§ **Daftar Kegiatan**:
#1 Kutip bagian teks dokumen mulai dari "Pada wisuda tahun" sampai dengan "nyata bagi masyarakat.", tanpa mengubah satu kata pun.
#2 Menurut teks dokumen, berapa jumlah sarjana yang diluluskan STAI Sayid Sabiq Indramayu pada Wisuda Sarjana Ke-XVII?

§ **Teks Dokumen**:
_ _ _ _ _ _ _

Wisuda Sarjana Ke-XVII STAI Sayid Sabiq Indramayu: Mengokohkan Peran Lulusan dalam Kontribusi Sosial di Era Digital


Indramayu, Wartanusantara.id - 
Sekolah Tinggi Agama Islam (STAI) Sayid Sabiq Indramayu menyelenggarakan Sidang Senat Terbuka Wisuda Sarjana Ke-XVII Tahun Akademik 2025/2026 pada Sabtu (17/01/2026) bertempat di Ballroom Hotel Swiss-Belinn Indramayu. Kegiatan ini menjadi momentum penting bagi kampus untuk menegaskan peran pendidikan tinggi Islam dalam merespons dinamika era digital dan kebutuhan masyarakat.

Pada wisuda tahun ini, STAI Sayid Sabiq Indramayu meluluskan 62 sarjana dari dua program studi, yakni Pendidikan Agama Islam (PAI) dan Perbankan Syariah (PSy).

Ketua STAI Sayid Sabiq Indramayu, Dr. H. Didin Kurniadin, M.Pd., M.Si., dalam sambutannya menyampaikan bahwa gelar sarjana bukan sekadar pengakuan akademik, tetapi juga mandat intelektual dan moral untuk berkontribusi nyata bagi masyarakat.

“Setiap lulusan harus mampu memberikan dampak positif bagi kemajuan bangsa. Kompetensi akademik harus dibarengi dengan kontribusi sosial yang terukur,” ujarnya.

Ia menekankan bahwa pada era disrupsi digital, lulusan perguruan tinggi dituntut untuk memiliki integritas karakter, serta menguasai soft skills strategis seperti kemampuan komunikasi, kolaborasi, dan adaptabilitas dalam menghadapi perubahan yang sangat cepat.

Dalam orasi ilmiahnya, Prof. Hj. Aan Khasanah, M.Ed. (Wakil Koordinator II KOPERTAIS Jawa Barat) mengutip pandangan sejarawan global Yuval Noah Harari yang menegaskan bahwa perubahan historis tidak mengenal ruang dan waktu, sehingga kemampuan adaptasi menjadi faktor penentu eksistensi.

_ _ _ _ _ _ _

§ **Bahan Sumber**:
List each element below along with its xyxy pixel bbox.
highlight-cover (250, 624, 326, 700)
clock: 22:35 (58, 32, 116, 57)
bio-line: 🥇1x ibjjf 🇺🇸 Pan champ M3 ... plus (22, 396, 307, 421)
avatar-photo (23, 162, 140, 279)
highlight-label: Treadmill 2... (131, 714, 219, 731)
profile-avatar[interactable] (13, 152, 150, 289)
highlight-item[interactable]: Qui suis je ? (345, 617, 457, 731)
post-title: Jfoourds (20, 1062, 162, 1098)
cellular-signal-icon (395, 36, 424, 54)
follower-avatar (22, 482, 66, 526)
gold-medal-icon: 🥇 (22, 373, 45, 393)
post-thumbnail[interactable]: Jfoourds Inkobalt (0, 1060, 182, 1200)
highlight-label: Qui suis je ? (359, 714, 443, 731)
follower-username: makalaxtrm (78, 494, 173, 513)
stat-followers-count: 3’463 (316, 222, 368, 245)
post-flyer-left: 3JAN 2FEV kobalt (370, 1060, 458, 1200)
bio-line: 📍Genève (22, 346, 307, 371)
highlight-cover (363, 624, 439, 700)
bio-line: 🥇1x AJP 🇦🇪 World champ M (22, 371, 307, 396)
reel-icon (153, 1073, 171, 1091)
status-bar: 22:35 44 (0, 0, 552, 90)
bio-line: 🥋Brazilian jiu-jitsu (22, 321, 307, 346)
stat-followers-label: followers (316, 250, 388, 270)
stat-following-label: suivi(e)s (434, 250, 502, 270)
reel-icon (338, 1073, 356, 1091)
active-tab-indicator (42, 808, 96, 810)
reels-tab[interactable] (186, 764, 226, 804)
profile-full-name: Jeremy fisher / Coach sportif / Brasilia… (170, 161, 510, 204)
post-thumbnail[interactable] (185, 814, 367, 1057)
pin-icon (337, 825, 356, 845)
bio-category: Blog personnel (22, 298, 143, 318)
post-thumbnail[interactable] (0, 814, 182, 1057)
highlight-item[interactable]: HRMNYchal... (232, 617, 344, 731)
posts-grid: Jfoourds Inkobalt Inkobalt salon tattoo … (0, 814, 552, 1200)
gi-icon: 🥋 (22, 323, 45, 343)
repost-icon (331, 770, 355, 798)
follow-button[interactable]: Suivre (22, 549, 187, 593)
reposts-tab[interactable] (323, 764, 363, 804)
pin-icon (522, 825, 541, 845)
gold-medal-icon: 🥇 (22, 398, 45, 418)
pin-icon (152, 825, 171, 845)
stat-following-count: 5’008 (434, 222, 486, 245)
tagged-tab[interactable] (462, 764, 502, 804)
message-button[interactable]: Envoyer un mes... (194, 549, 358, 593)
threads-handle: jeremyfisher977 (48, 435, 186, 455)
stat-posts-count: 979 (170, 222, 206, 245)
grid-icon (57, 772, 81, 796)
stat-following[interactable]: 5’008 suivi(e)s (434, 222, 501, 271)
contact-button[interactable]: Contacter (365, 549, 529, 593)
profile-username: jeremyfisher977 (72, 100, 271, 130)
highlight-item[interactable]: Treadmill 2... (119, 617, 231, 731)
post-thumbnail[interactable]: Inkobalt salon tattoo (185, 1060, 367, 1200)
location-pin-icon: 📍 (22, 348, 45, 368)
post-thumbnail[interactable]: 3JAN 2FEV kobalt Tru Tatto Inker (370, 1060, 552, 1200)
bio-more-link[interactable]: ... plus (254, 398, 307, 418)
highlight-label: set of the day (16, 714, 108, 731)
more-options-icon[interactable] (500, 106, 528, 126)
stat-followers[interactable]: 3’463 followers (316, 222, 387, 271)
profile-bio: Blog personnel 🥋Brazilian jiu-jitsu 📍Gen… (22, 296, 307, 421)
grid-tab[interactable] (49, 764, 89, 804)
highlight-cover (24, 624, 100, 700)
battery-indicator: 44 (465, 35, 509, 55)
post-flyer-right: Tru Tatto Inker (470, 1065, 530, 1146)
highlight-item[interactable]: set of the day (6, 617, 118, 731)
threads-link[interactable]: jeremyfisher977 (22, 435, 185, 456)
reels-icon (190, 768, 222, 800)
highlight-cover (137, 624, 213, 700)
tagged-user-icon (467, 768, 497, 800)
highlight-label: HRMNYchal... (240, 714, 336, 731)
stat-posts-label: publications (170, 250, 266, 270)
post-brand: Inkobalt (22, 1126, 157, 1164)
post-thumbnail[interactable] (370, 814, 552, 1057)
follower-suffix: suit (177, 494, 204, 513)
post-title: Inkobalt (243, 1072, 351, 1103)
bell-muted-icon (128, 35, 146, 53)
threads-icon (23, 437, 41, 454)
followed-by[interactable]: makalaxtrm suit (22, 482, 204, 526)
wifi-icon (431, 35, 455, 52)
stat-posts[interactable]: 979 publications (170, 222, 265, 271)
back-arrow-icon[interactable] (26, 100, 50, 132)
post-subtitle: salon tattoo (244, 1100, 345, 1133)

_ _ _ _ _ _ _

§ **Hasil yang Diharapkan**:
#1
Pada wisuda tahun ini, STAI Sayid Sabiq Indramayu meluluskan 62 sarjana dari dua program studi, yakni Pendidikan Agama Islam (PAI) dan Perbankan Syariah (PSy).

Ketua STAI Sayid Sabiq Indramayu, Dr. H. Didin Kurniadin, M.Pd., M.Si., dalam sambutannya menyampaikan bahwa gelar sarjana bukan sekadar pengakuan akademik, tetapi juga mandat intelektual dan moral untuk berkontribusi nyata bagi masyarakat.

#2 STAI Sayid Sabiq Indramayu meluluskan 62 sarjana.